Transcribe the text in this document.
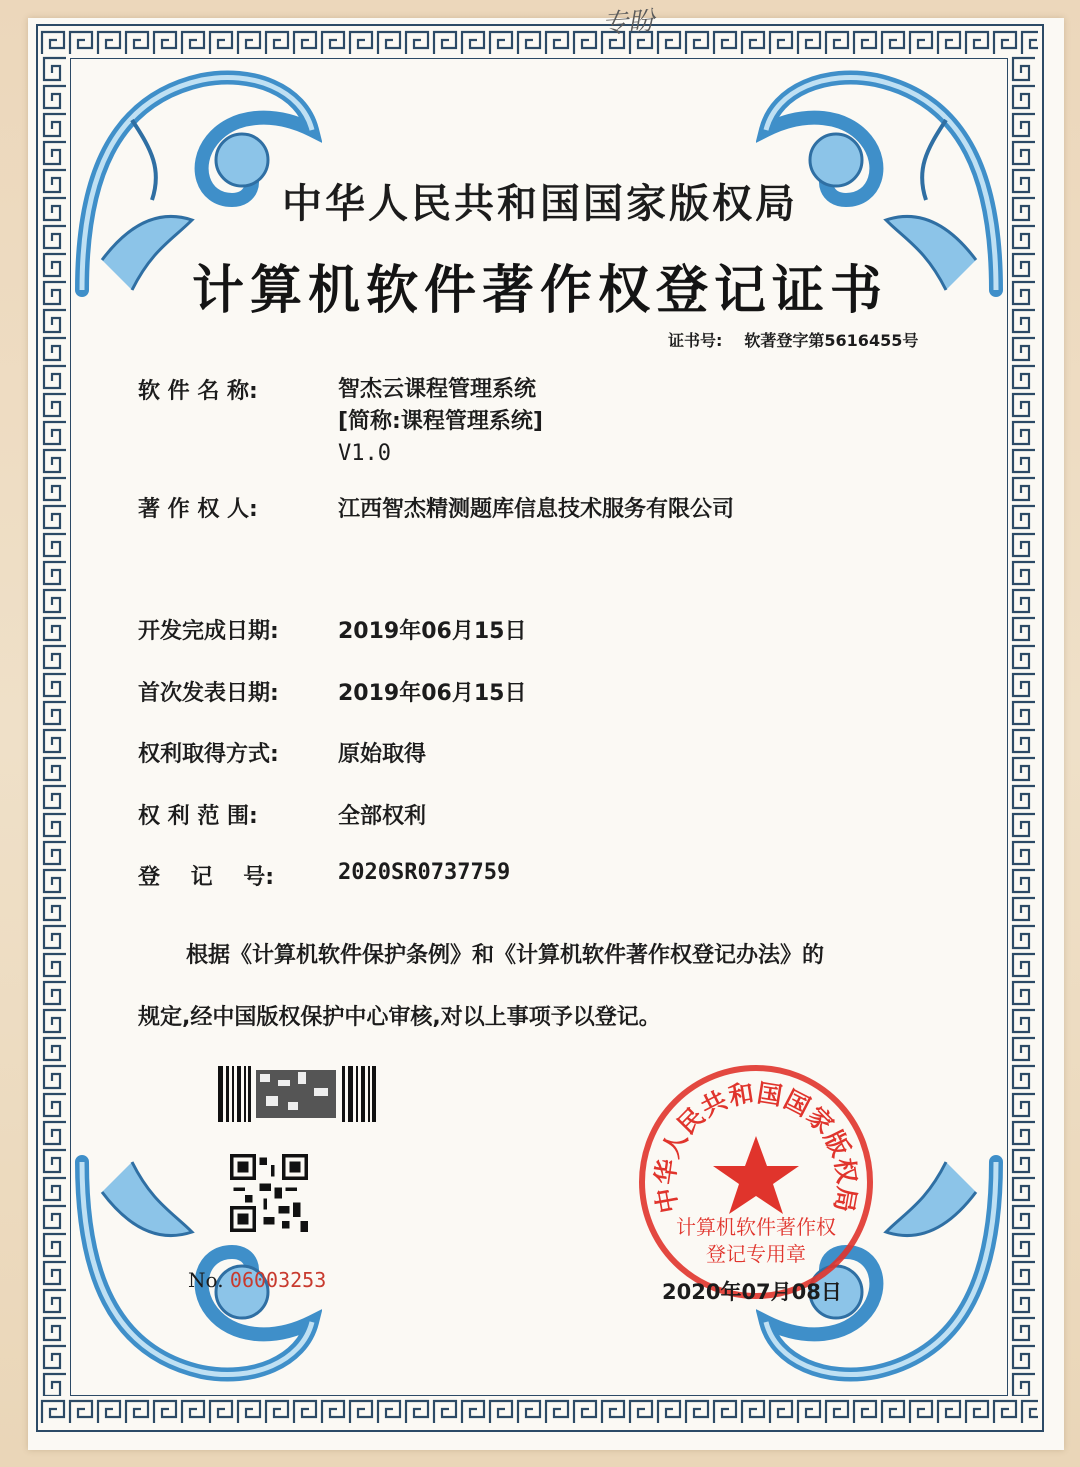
专盼
中华人民共和国国家版权局
计算机软件著作权登记证书
证书号: 软著登字第5616455号
软 件 名 称:	智杰云课程管理系统
[简称:课程管理系统]
V1.0
著 作 权 人:	江西智杰精测题库信息技术服务有限公司
开发完成日期:	2019年06月15日
首次发表日期:	2019年06月15日
权利取得方式:	原始取得
权 利 范 围:	全部权利
登    记    号:	2020SR0737759
根据《计算机软件保护条例》和《计算机软件著作权登记办法》的
规定,经中国版权保护中心审核,对以上事项予以登记。
No. 06003253
中华人民共和国国家版权局
计算机软件著作权
登记专用章
2020年07月08日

::::

_Objective_
Do not include images; quote all of the entries above exactly.

_Problem solution_
Transcribe the text in this document.
专盼
中华人民共和国国家版权局
计算机软件著作权登记证书
证书号: 软著登字第5616455号
软 件 名 称:	智杰云课程管理系统
[简称:课程管理系统]
V1.0
著 作 权 人:	江西智杰精测题库信息技术服务有限公司
开发完成日期:	2019年06月15日
首次发表日期:	2019年06月15日
权利取得方式:	原始取得
权 利 范 围:	全部权利
登    记    号:	2020SR0737759
根据《计算机软件保护条例》和《计算机软件著作权登记办法》的
规定,经中国版权保护中心审核,对以上事项予以登记。
No. 06003253
中华人民共和国国家版权局
计算机软件著作权
登记专用章
2020年07月08日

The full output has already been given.